(Stored entries)
┌──

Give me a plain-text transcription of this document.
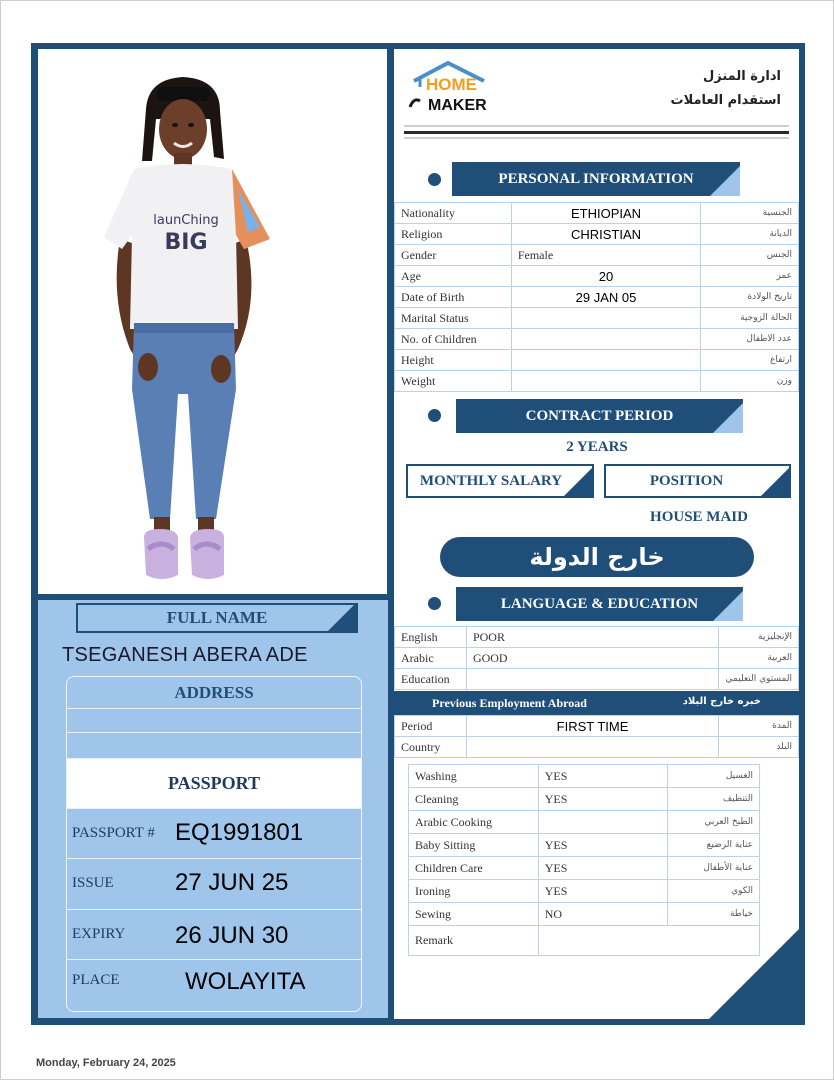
launChing
BIG
FULL NAME
TSEGANESH ABERA ADE
ADDRESS
PASSPORT
PASSPORT # EQ1991801
ISSUE	27 JUN 25
EXPIRY 26 JUN 30
PLACE	WOLAYITA
HOME
MAKER
ادارة المنزل
استقدام العاملات
PERSONAL INFORMATION
Nationality	ETHIOPIAN	الجنسية
Religion	CHRISTIAN	الديانة
Gender	Female	الجنس
Age	20	عمر
Date of Birth	29 JAN 05	تاريخ الولادة
Marital Status		الحالة الزوجية
No. of Children		عدد الاطفال
Height		ارتفاع
Weight		وزن
CONTRACT PERIOD
2 YEARS
MONTHLY SALARY	POSITION
HOUSE MAID
خارج الدولة
LANGUAGE & EDUCATION
English	POOR	الإنجليزية
Arabic	GOOD	العربية
Education		المستوي التعليمي
Previous Employment Abroad	خبره خارج البلاد
Period	FIRST TIME	المدة
Country		البلد
Washing	YES	الغسيل
Cleaning	YES	التنظيف
Arabic Cooking		الطبخ العربي
Baby Sitting	YES	عناية الرضيع
Children Care	YES	عناية الأطفال
Ironing	YES	الكوي
Sewing	NO	خياطة
Remark		
Monday, February 24, 2025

└──

Do this: Return the material exactly as given, apart from the pictures.

Solution:
Give me a plain-text transcription of this document.
launChing
BIG
FULL NAME
TSEGANESH ABERA ADE
ADDRESS
PASSPORT
PASSPORT # EQ1991801
ISSUE	27 JUN 25
EXPIRY 26 JUN 30
PLACE	WOLAYITA
HOME
MAKER
ادارة المنزل
استقدام العاملات
PERSONAL INFORMATION
Nationality	ETHIOPIAN	الجنسية
Religion	CHRISTIAN	الديانة
Gender	Female	الجنس
Age	20	عمر
Date of Birth	29 JAN 05	تاريخ الولادة
Marital Status		الحالة الزوجية
No. of Children		عدد الاطفال
Height		ارتفاع
Weight		وزن
CONTRACT PERIOD
2 YEARS
MONTHLY SALARY	POSITION
HOUSE MAID
خارج الدولة
LANGUAGE & EDUCATION
English	POOR	الإنجليزية
Arabic	GOOD	العربية
Education		المستوي التعليمي
Previous Employment Abroad	خبره خارج البلاد
Period	FIRST TIME	المدة
Country		البلد
Washing	YES	الغسيل
Cleaning	YES	التنظيف
Arabic Cooking		الطبخ العربي
Baby Sitting	YES	عناية الرضيع
Children Care	YES	عناية الأطفال
Ironing	YES	الكوي
Sewing	NO	خياطة
Remark		
Monday, February 24, 2025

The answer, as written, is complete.